#### Given problem:
Will you write out the data exactly, excluding every picture?

.....

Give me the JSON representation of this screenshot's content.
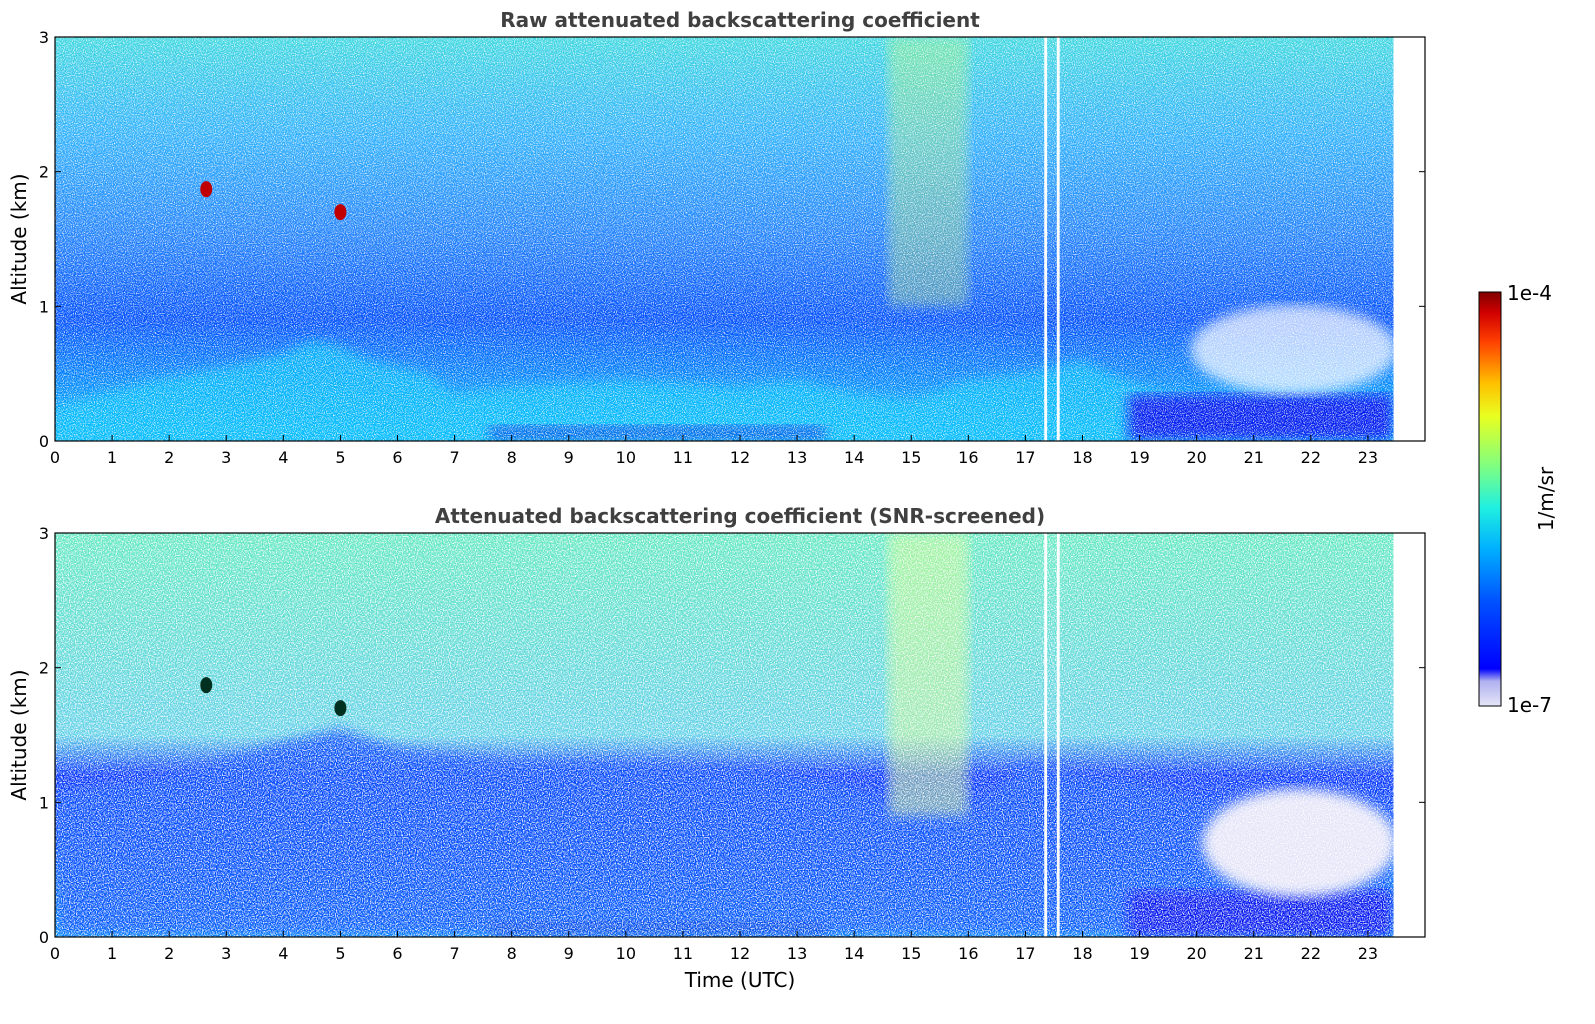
{
  "chart_data": [
    {
      "type": "heatmap",
      "title": "Raw attenuated backscattering coefficient",
      "xlabel": "",
      "ylabel": "Altitude (km)",
      "xlim": [
        0,
        24
      ],
      "ylim": [
        0,
        3
      ],
      "x_ticks": [
        "0",
        "1",
        "2",
        "3",
        "4",
        "5",
        "6",
        "7",
        "8",
        "9",
        "10",
        "11",
        "12",
        "13",
        "14",
        "15",
        "16",
        "17",
        "18",
        "19",
        "20",
        "21",
        "22",
        "23"
      ],
      "y_ticks": [
        "0",
        "1",
        "2",
        "3"
      ],
      "data_time_range": [
        0,
        23.45
      ],
      "gaps": [
        [
          17.33,
          17.38
        ],
        [
          17.55,
          17.6
        ]
      ],
      "features": {
        "aerosol_layer_top_km": [
          [
            0,
            0.25
          ],
          [
            1.7,
            0.45
          ],
          [
            3,
            0.55
          ],
          [
            4,
            0.65
          ],
          [
            4.5,
            0.75
          ],
          [
            5,
            0.7
          ],
          [
            5.5,
            0.6
          ],
          [
            6.5,
            0.5
          ],
          [
            7,
            0.35
          ],
          [
            8,
            0.4
          ],
          [
            10,
            0.45
          ],
          [
            12,
            0.4
          ],
          [
            13,
            0.45
          ],
          [
            14,
            0.35
          ],
          [
            15,
            0.3
          ],
          [
            16,
            0.45
          ],
          [
            17,
            0.5
          ],
          [
            18,
            0.6
          ],
          [
            19,
            0.4
          ],
          [
            20,
            0.3
          ],
          [
            22,
            0.25
          ],
          [
            23.4,
            0.3
          ]
        ],
        "cloud_spots": [
          {
            "time": 2.65,
            "alt_km": 1.87
          },
          {
            "time": 5.0,
            "alt_km": 1.7
          }
        ],
        "enhanced_noise_region": {
          "time": [
            14.6,
            16.0
          ],
          "alt_km": [
            1.0,
            3.0
          ]
        },
        "clean_region_after": 19.5
      }
    },
    {
      "type": "heatmap",
      "title": "Attenuated backscattering coefficient (SNR-screened)",
      "xlabel": "Time (UTC)",
      "ylabel": "Altitude (km)",
      "xlim": [
        0,
        24
      ],
      "ylim": [
        0,
        3
      ],
      "x_ticks": [
        "0",
        "1",
        "2",
        "3",
        "4",
        "5",
        "6",
        "7",
        "8",
        "9",
        "10",
        "11",
        "12",
        "13",
        "14",
        "15",
        "16",
        "17",
        "18",
        "19",
        "20",
        "21",
        "22",
        "23"
      ],
      "y_ticks": [
        "0",
        "1",
        "2",
        "3"
      ],
      "data_time_range": [
        0,
        23.45
      ],
      "gaps": [
        [
          17.33,
          17.38
        ],
        [
          17.55,
          17.6
        ]
      ],
      "features": {
        "boundary_layer_top_km": [
          [
            0,
            1.05
          ],
          [
            2,
            1.2
          ],
          [
            4,
            1.45
          ],
          [
            5,
            1.55
          ],
          [
            6,
            1.4
          ],
          [
            8,
            1.3
          ],
          [
            10,
            1.3
          ],
          [
            12,
            1.25
          ],
          [
            13,
            1.2
          ],
          [
            14,
            1.1
          ],
          [
            15,
            0.85
          ],
          [
            16,
            0.85
          ],
          [
            17,
            1.3
          ],
          [
            18,
            1.2
          ],
          [
            19,
            1.15
          ],
          [
            20,
            1.0
          ],
          [
            21,
            0.9
          ],
          [
            23.4,
            0.8
          ]
        ],
        "cloud_spots": [
          {
            "time": 2.65,
            "alt_km": 1.87
          },
          {
            "time": 5.0,
            "alt_km": 1.7
          }
        ]
      }
    }
  ],
  "colorbar": {
    "label": "1/m/sr",
    "max_label": "1e-4",
    "min_label": "1e-7",
    "colormap": "jet-with-white-low",
    "colors": [
      "#e6e6f8",
      "#b8b8f0",
      "#0000ff",
      "#0060ff",
      "#00c0ff",
      "#40ffc0",
      "#c0ff40",
      "#ffd000",
      "#ff5000",
      "#c00000",
      "#800000"
    ]
  }
}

.....

#### Reply:
Give me the JSON representation of this screenshot's content.
{
  "chart_data": [
    {
      "type": "heatmap",
      "title": "Raw attenuated backscattering coefficient",
      "xlabel": "",
      "ylabel": "Altitude (km)",
      "xlim": [
        0,
        24
      ],
      "ylim": [
        0,
        3
      ],
      "x_ticks": [
        "0",
        "1",
        "2",
        "3",
        "4",
        "5",
        "6",
        "7",
        "8",
        "9",
        "10",
        "11",
        "12",
        "13",
        "14",
        "15",
        "16",
        "17",
        "18",
        "19",
        "20",
        "21",
        "22",
        "23"
      ],
      "y_ticks": [
        "0",
        "1",
        "2",
        "3"
      ],
      "data_time_range": [
        0,
        23.45
      ],
      "gaps": [
        [
          17.33,
          17.38
        ],
        [
          17.55,
          17.6
        ]
      ],
      "features": {
        "aerosol_layer_top_km": [
          [
            0,
            0.25
          ],
          [
            1.7,
            0.45
          ],
          [
            3,
            0.55
          ],
          [
            4,
            0.65
          ],
          [
            4.5,
            0.75
          ],
          [
            5,
            0.7
          ],
          [
            5.5,
            0.6
          ],
          [
            6.5,
            0.5
          ],
          [
            7,
            0.35
          ],
          [
            8,
            0.4
          ],
          [
            10,
            0.45
          ],
          [
            12,
            0.4
          ],
          [
            13,
            0.45
          ],
          [
            14,
            0.35
          ],
          [
            15,
            0.3
          ],
          [
            16,
            0.45
          ],
          [
            17,
            0.5
          ],
          [
            18,
            0.6
          ],
          [
            19,
            0.4
          ],
          [
            20,
            0.3
          ],
          [
            22,
            0.25
          ],
          [
            23.4,
            0.3
          ]
        ],
        "cloud_spots": [
          {
            "time": 2.65,
            "alt_km": 1.87
          },
          {
            "time": 5.0,
            "alt_km": 1.7
          }
        ],
        "enhanced_noise_region": {
          "time": [
            14.6,
            16.0
          ],
          "alt_km": [
            1.0,
            3.0
          ]
        },
        "clean_region_after": 19.5
      }
    },
    {
      "type": "heatmap",
      "title": "Attenuated backscattering coefficient (SNR-screened)",
      "xlabel": "Time (UTC)",
      "ylabel": "Altitude (km)",
      "xlim": [
        0,
        24
      ],
      "ylim": [
        0,
        3
      ],
      "x_ticks": [
        "0",
        "1",
        "2",
        "3",
        "4",
        "5",
        "6",
        "7",
        "8",
        "9",
        "10",
        "11",
        "12",
        "13",
        "14",
        "15",
        "16",
        "17",
        "18",
        "19",
        "20",
        "21",
        "22",
        "23"
      ],
      "y_ticks": [
        "0",
        "1",
        "2",
        "3"
      ],
      "data_time_range": [
        0,
        23.45
      ],
      "gaps": [
        [
          17.33,
          17.38
        ],
        [
          17.55,
          17.6
        ]
      ],
      "features": {
        "boundary_layer_top_km": [
          [
            0,
            1.05
          ],
          [
            2,
            1.2
          ],
          [
            4,
            1.45
          ],
          [
            5,
            1.55
          ],
          [
            6,
            1.4
          ],
          [
            8,
            1.3
          ],
          [
            10,
            1.3
          ],
          [
            12,
            1.25
          ],
          [
            13,
            1.2
          ],
          [
            14,
            1.1
          ],
          [
            15,
            0.85
          ],
          [
            16,
            0.85
          ],
          [
            17,
            1.3
          ],
          [
            18,
            1.2
          ],
          [
            19,
            1.15
          ],
          [
            20,
            1.0
          ],
          [
            21,
            0.9
          ],
          [
            23.4,
            0.8
          ]
        ],
        "cloud_spots": [
          {
            "time": 2.65,
            "alt_km": 1.87
          },
          {
            "time": 5.0,
            "alt_km": 1.7
          }
        ]
      }
    }
  ],
  "colorbar": {
    "label": "1/m/sr",
    "max_label": "1e-4",
    "min_label": "1e-7",
    "colormap": "jet-with-white-low",
    "colors": [
      "#e6e6f8",
      "#b8b8f0",
      "#0000ff",
      "#0060ff",
      "#00c0ff",
      "#40ffc0",
      "#c0ff40",
      "#ffd000",
      "#ff5000",
      "#c00000",
      "#800000"
    ]
  }
}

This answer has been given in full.